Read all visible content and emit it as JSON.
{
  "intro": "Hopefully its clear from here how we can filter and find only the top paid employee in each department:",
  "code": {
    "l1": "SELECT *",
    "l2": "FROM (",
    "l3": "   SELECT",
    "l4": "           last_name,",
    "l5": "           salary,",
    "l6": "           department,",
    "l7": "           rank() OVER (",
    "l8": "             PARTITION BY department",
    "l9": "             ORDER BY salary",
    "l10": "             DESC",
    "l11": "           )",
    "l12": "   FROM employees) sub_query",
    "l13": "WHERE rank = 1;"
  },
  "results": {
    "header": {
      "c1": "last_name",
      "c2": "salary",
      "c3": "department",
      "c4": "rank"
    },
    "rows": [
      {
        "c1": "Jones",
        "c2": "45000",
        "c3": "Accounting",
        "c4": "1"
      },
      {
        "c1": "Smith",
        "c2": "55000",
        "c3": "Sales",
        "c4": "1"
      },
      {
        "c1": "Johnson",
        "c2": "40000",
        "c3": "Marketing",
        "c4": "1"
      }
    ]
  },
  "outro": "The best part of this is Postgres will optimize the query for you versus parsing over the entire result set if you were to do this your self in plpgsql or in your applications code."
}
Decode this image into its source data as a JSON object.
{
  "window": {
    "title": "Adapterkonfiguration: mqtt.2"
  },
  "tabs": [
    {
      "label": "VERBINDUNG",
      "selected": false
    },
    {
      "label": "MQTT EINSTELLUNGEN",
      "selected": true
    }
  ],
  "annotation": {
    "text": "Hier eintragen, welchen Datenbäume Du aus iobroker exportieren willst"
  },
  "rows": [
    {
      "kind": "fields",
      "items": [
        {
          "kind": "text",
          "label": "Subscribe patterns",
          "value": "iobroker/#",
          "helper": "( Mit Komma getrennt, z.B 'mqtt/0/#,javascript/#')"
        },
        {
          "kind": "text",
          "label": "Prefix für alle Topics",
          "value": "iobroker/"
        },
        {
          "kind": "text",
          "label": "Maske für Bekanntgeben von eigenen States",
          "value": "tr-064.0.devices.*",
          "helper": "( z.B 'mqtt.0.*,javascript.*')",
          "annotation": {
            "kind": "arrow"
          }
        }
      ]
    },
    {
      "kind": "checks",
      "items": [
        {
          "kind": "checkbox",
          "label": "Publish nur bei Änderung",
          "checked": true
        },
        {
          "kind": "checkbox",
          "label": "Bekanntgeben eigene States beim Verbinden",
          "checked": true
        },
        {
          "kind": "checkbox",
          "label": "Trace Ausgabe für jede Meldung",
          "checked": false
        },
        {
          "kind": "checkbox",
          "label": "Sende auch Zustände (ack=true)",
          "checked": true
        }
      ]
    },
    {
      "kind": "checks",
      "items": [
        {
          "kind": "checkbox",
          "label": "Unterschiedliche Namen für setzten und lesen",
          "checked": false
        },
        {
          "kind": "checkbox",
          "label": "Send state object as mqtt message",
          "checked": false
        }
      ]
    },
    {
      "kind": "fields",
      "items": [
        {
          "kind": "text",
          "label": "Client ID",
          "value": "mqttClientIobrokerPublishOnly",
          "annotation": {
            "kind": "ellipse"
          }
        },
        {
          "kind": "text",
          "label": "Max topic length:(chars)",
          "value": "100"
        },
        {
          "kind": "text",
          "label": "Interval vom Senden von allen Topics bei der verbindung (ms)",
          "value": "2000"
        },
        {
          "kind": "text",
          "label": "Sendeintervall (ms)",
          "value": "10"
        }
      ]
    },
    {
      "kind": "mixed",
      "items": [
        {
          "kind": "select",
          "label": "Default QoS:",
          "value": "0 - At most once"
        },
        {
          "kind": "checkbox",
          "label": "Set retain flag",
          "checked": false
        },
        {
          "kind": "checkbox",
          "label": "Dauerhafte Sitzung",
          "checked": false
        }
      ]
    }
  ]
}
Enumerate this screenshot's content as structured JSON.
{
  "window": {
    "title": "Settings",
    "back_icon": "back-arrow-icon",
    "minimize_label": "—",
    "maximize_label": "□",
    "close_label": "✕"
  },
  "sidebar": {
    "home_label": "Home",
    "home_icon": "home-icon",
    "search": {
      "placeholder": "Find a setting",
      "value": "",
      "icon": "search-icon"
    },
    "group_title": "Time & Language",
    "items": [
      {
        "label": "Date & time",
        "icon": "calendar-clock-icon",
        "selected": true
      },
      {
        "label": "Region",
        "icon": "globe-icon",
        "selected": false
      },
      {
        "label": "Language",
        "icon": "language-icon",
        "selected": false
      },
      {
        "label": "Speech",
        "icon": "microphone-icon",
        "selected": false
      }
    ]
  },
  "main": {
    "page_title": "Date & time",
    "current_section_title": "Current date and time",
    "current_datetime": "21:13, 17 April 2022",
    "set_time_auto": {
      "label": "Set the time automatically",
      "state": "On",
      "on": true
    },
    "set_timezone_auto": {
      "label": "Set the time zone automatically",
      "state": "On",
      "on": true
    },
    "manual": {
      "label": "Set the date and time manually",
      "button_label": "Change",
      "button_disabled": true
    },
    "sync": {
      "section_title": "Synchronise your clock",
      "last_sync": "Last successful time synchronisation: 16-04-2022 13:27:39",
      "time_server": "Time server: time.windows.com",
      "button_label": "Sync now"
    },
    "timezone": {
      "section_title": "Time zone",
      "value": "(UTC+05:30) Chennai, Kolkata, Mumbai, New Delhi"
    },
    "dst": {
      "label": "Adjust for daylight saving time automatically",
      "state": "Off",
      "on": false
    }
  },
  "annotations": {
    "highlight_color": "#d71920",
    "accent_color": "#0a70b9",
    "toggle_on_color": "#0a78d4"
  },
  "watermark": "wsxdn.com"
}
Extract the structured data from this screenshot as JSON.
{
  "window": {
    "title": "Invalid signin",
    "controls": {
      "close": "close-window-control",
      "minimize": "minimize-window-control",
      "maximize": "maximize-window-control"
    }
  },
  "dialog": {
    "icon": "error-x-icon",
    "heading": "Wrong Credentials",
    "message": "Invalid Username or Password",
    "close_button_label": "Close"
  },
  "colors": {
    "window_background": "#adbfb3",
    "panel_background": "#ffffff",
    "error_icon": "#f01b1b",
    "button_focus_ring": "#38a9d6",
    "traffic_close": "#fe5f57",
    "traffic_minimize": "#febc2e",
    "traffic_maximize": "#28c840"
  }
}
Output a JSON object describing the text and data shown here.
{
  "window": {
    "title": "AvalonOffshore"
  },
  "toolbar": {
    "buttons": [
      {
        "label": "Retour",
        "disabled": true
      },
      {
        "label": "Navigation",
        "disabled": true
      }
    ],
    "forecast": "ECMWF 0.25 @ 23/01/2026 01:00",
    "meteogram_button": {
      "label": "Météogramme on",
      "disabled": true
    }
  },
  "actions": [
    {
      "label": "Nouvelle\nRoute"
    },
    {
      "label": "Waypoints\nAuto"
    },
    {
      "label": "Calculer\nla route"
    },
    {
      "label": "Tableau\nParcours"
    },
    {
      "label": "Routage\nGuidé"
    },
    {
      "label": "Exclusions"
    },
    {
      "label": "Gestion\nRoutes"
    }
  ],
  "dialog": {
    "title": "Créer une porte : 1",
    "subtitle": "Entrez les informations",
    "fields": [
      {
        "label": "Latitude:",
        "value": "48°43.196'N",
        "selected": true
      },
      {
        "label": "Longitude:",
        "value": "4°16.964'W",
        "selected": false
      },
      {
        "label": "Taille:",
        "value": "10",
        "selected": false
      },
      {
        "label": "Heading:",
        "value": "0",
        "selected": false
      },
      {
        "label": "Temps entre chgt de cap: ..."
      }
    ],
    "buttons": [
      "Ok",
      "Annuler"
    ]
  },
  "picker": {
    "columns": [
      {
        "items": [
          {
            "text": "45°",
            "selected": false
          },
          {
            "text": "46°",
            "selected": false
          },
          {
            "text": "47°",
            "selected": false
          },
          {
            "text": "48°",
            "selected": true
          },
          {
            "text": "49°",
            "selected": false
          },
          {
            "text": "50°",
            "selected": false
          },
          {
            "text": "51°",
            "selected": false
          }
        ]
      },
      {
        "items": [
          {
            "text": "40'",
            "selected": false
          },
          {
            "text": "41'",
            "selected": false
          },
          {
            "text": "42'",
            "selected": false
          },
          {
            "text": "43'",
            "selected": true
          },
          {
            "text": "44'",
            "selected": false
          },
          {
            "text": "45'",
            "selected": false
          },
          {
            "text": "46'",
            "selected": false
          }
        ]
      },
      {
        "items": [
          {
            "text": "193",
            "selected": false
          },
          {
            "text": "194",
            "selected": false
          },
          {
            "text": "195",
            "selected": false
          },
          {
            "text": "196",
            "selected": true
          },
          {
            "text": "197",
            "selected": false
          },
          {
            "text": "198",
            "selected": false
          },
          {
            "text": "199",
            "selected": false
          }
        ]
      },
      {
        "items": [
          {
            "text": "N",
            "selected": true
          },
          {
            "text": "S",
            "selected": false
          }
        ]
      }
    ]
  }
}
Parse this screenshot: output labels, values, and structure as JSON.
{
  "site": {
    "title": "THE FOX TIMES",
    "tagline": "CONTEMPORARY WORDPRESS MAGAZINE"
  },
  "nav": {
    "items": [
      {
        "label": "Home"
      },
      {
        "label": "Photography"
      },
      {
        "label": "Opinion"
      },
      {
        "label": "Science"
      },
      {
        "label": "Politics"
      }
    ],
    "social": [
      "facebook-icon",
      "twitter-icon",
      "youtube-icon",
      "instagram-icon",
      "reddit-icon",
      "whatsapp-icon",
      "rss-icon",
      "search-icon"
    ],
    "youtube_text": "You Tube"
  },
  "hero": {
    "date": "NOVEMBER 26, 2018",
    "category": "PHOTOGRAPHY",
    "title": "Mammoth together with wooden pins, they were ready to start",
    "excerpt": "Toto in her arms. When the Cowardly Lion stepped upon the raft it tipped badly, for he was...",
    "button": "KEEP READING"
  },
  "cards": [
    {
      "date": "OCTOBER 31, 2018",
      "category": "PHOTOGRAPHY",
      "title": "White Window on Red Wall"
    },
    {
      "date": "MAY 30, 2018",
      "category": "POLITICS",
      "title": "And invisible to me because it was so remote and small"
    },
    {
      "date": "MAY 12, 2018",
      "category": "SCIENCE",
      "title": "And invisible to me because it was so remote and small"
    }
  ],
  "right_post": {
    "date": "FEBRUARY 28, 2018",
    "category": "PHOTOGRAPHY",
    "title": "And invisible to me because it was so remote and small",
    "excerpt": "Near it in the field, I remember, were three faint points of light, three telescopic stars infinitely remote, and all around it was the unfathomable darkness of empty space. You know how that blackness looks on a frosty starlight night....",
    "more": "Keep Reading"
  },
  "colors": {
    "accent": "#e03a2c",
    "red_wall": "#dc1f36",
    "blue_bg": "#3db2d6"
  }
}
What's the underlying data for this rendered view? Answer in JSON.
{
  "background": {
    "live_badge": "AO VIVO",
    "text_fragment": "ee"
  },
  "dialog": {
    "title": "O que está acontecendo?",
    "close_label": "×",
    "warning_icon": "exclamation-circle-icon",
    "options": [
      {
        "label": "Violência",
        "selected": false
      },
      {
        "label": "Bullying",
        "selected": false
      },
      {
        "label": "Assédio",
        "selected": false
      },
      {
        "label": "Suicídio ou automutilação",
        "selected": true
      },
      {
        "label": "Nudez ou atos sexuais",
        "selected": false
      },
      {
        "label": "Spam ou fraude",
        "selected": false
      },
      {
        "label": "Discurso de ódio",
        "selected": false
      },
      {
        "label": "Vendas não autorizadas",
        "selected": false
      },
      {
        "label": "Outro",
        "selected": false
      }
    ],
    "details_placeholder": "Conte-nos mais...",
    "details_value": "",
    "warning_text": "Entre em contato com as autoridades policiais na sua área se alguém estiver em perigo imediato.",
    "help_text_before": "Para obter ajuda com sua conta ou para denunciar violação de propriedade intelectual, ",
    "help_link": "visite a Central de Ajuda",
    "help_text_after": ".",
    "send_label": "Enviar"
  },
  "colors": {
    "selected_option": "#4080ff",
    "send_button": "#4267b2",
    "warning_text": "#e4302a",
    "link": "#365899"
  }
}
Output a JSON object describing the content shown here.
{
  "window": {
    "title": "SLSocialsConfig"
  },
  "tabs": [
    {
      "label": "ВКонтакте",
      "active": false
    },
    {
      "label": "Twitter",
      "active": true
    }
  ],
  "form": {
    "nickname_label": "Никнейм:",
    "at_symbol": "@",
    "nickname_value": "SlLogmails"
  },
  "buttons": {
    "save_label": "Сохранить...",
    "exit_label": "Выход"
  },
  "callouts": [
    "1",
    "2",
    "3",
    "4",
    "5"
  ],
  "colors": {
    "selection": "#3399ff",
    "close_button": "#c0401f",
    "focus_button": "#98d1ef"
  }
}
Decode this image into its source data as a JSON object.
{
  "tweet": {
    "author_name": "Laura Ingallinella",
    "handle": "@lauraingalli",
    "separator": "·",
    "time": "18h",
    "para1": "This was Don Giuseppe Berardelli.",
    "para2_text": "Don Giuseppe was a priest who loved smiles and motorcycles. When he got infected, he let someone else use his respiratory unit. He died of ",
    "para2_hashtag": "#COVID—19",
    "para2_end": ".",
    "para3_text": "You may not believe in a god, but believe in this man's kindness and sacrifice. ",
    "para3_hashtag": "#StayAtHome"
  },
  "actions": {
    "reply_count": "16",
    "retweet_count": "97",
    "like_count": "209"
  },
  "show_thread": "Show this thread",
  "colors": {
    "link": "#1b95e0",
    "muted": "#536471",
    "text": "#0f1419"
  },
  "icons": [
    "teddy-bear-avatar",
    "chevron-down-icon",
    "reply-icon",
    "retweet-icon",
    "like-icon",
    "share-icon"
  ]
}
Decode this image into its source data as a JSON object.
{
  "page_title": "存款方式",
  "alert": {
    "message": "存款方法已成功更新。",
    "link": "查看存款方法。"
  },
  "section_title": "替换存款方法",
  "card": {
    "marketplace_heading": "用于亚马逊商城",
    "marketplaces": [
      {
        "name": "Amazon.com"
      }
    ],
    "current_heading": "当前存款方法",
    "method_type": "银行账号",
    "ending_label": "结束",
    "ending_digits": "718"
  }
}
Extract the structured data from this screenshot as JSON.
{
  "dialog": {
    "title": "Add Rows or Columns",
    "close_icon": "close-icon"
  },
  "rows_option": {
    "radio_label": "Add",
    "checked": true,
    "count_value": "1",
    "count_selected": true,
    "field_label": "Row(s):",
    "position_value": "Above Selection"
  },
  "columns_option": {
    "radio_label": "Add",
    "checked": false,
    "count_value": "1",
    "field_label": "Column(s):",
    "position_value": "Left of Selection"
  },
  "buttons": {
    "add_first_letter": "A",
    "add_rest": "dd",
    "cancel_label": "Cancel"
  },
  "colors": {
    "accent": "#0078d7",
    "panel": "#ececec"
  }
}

☆ ☆ ☆

EXERCISE:
Locate the word "were" in the records above, and return each line that has it.

OUTPUT OF THE TASK:
  "outro": "The best part of this is Postgres will optimize the query for you versus parsing over the entire result set if you were to do this your self in plpgsql or in your applications code."
    "title": "Mammoth together with wooden pins, they were ready to start",
    "excerpt": "Near it in the field, I remember, were three faint points of light, three telescopic stars infinitely remote, and all around it was the unfathomable darkness of empty space. You know how that blackness looks on a frosty starlight night....",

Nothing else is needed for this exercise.